Figure content listings
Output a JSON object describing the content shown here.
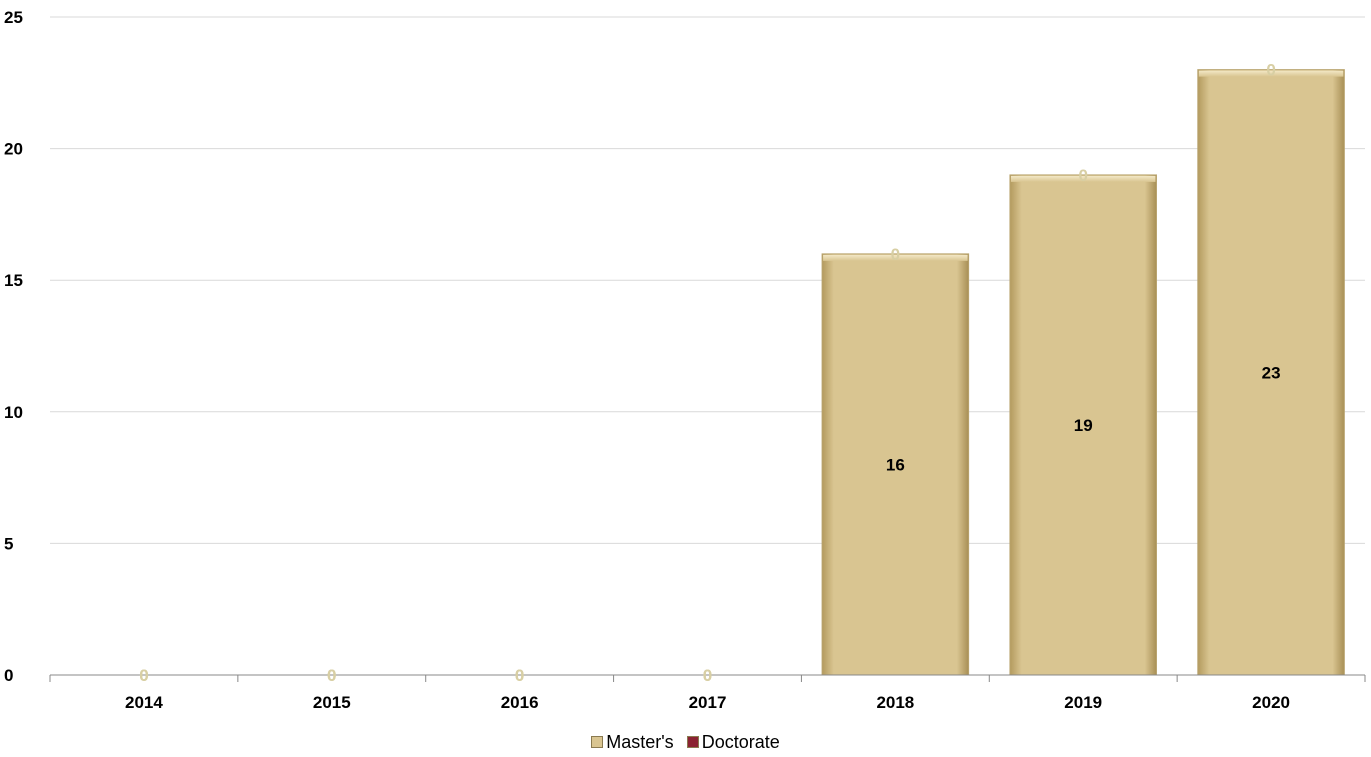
{
  "chart_data": {
    "type": "bar",
    "categories": [
      "2014",
      "2015",
      "2016",
      "2017",
      "2018",
      "2019",
      "2020"
    ],
    "series": [
      {
        "name": "Master's",
        "values": [
          0,
          0,
          0,
          0,
          16,
          19,
          23
        ],
        "color": "#d9c591"
      },
      {
        "name": "Doctorate",
        "values": [
          0,
          0,
          0,
          0,
          0,
          0,
          0
        ],
        "color": "#8b2232"
      }
    ],
    "stacked": true,
    "ylim": [
      0,
      25
    ],
    "yticks": [
      "0",
      "5",
      "10",
      "15",
      "20",
      "25"
    ],
    "grid": true,
    "legend": "bottom",
    "title": "",
    "xlabel": "",
    "ylabel": ""
  }
}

Short exercise:
All the records above need to be given again word for word. Skip the pictures.

Answer:
Output a JSON object describing the content shown here.
{
  "chart_data": {
    "type": "bar",
    "categories": [
      "2014",
      "2015",
      "2016",
      "2017",
      "2018",
      "2019",
      "2020"
    ],
    "series": [
      {
        "name": "Master's",
        "values": [
          0,
          0,
          0,
          0,
          16,
          19,
          23
        ],
        "color": "#d9c591"
      },
      {
        "name": "Doctorate",
        "values": [
          0,
          0,
          0,
          0,
          0,
          0,
          0
        ],
        "color": "#8b2232"
      }
    ],
    "stacked": true,
    "ylim": [
      0,
      25
    ],
    "yticks": [
      "0",
      "5",
      "10",
      "15",
      "20",
      "25"
    ],
    "grid": true,
    "legend": "bottom",
    "title": "",
    "xlabel": "",
    "ylabel": ""
  }
}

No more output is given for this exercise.